I was reading a little while back about making yogurt, and realized that it was something I could actually do! We go through a lot of yogurt here, and so much of it has a lot of sugar, and of course high fructose corn syrup. So I thought I would try it. The first batch turned out really well. The texture was good, and it tasted OK, but it wasn’t my favorite.
Since then I’ve played around with the recipe, and have gotten it really good!
Yogurt is made from other yogurt cultures. When picking out your yogurt, just make sure you buy one that is 6-8 ounces, and has live active cultures in it. (no yo-plait, go-gurt, or off brand) Then that yogurt is your starter. You can get vanilla plain. Don’t get one with fruit added. Once you’ve made your own yogurt, you can use that as your starter next time.
The first step is to pour a gallon of milk into a stock pot. I like the kind that are thicker on the bottom so it doesn’t burn the milk. You need to get it up to 190 degrees F. Once it’s there, you need to keep it there for about 10 minutes. This part is really important, it really affects the outcome of the texture. You’ll want to stir the milk while it heats up, to avoid it from burning on the bottom of the pot. I don’t stir it the entire time. Just every few minutes.
◆ ◆ ◆ ◆ ◆ ◆ ◆
▸ Things to do
• A. Can you reproduce the homemade yogurt text, starting at "Since then I’ve" and ending at "starter next time."?
• B. Could you carry on with the homemade yogurt text, picking up after its final sentence?

▸ Record list
◆ ◆ ◆ ◆ ◆ ◆ ◆
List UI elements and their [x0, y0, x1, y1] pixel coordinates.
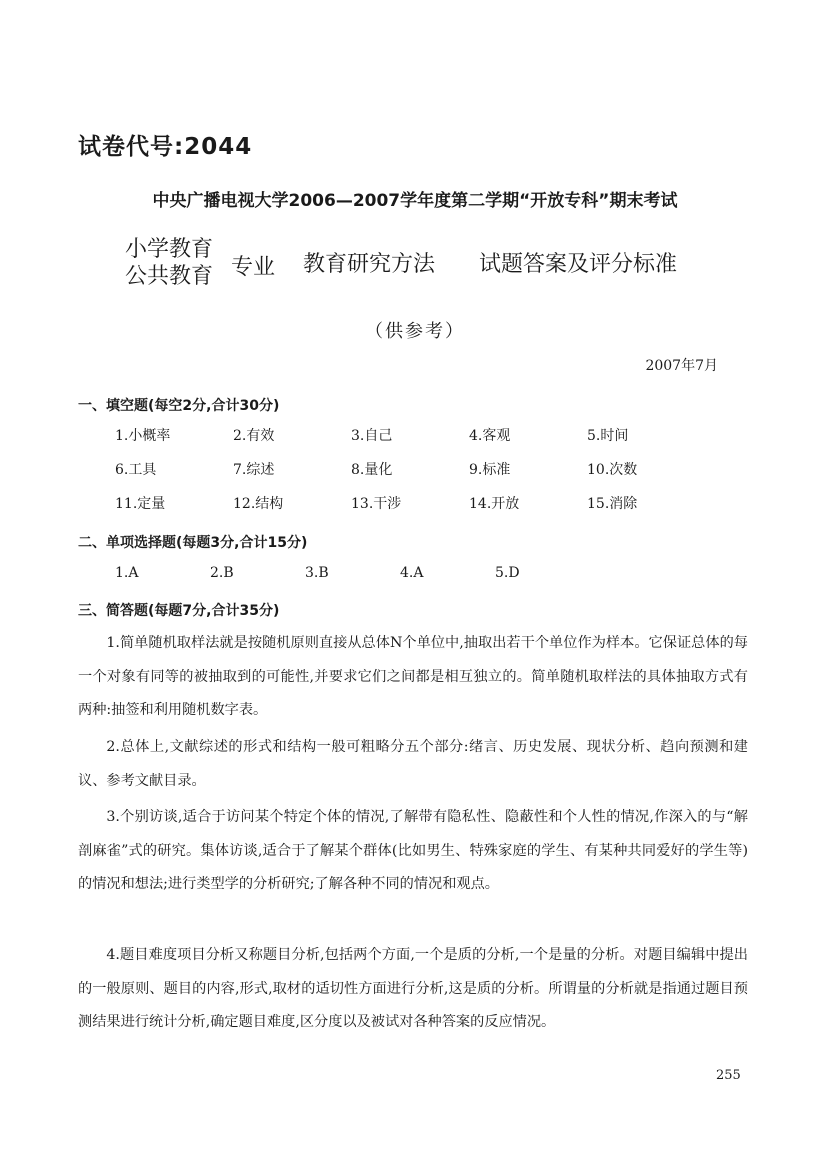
◆ ◆ ◆ ◆ ◆ ◆ ◆
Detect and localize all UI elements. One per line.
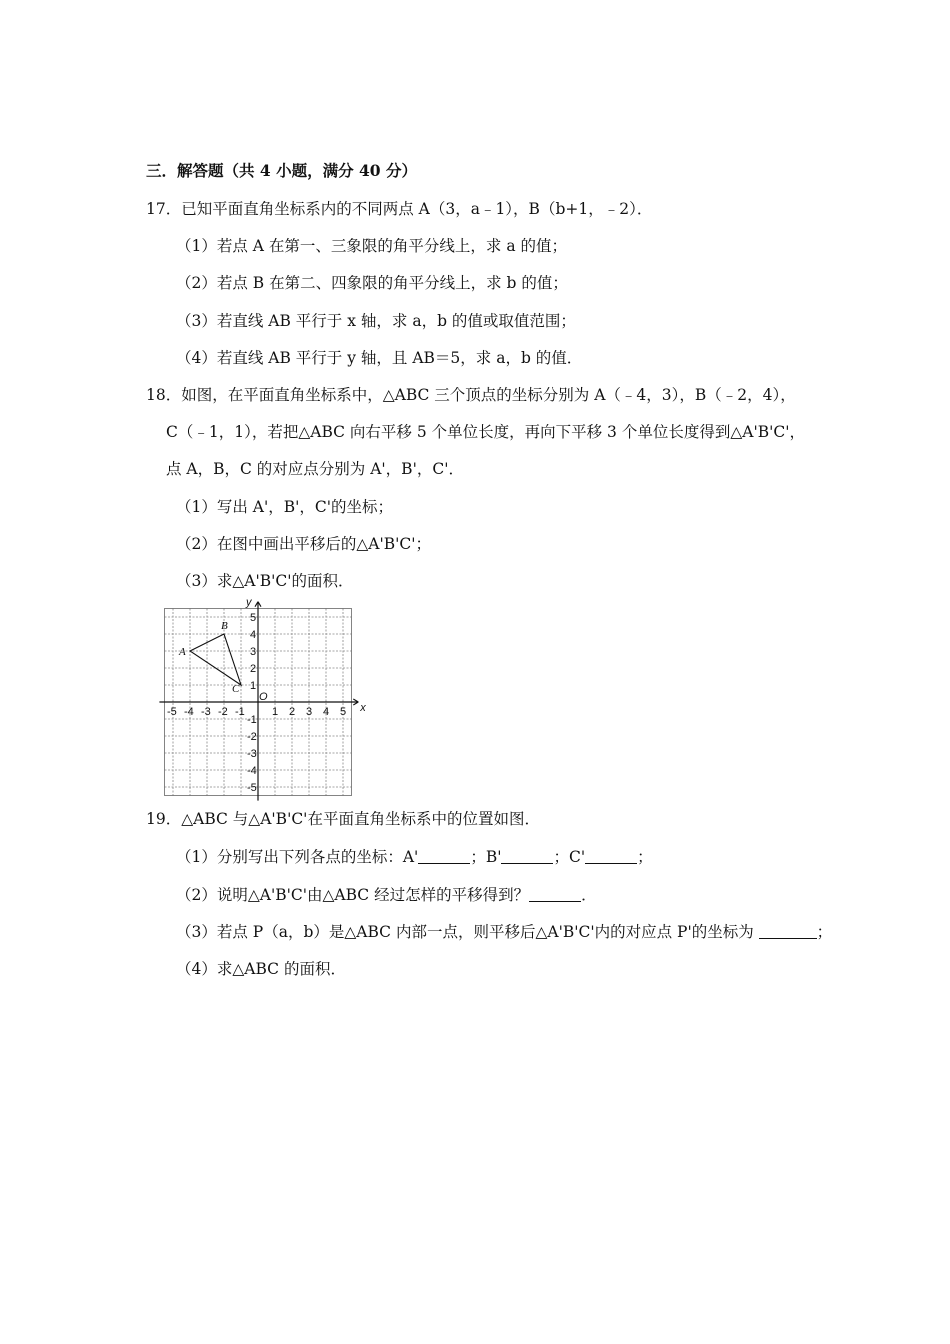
◆ ◆ ◆ ◆ ◆ ◆ ◆
▸ Task answers
• A.
Since then I’ve played around with the recipe, and have gotten it really good!
Yogurt is made from other yogurt cultures. When picking out your yogurt, just make sure you buy one that is 6-8 ounces, and has live active cultures in it. (no yo-plait, go-gurt, or off brand) Then that yogurt is your starter. You can get vanilla plain. Don’t get one with fruit added. Once you’ve made your own yogurt, you can use that as your starter next time.

• B.
While I’m waiting for the milk to heat up, I get everything ready. I set out the jars and lids, and the ingredients. I just put my bottles in the dishwasher. You aren’t technically canning anything, so I’m fine with that. I don’t need to sterilize them. When you take the pot off of the stove, you’re going to want to put it in an ice bath. I’m all about keeping things simple, so I just have my girls put some ice water in the sink. Anything to help!
The pot stays hot even though it’s in the ice bath. This is when I add my starter, sugar and vanilla. I do 8 oz. of a good yogurt, 1 1/2 cups of sugar, and 1/4 cup of vanilla. I was out of the fancy stuff, and just used the cheap stuff. It tasted good still.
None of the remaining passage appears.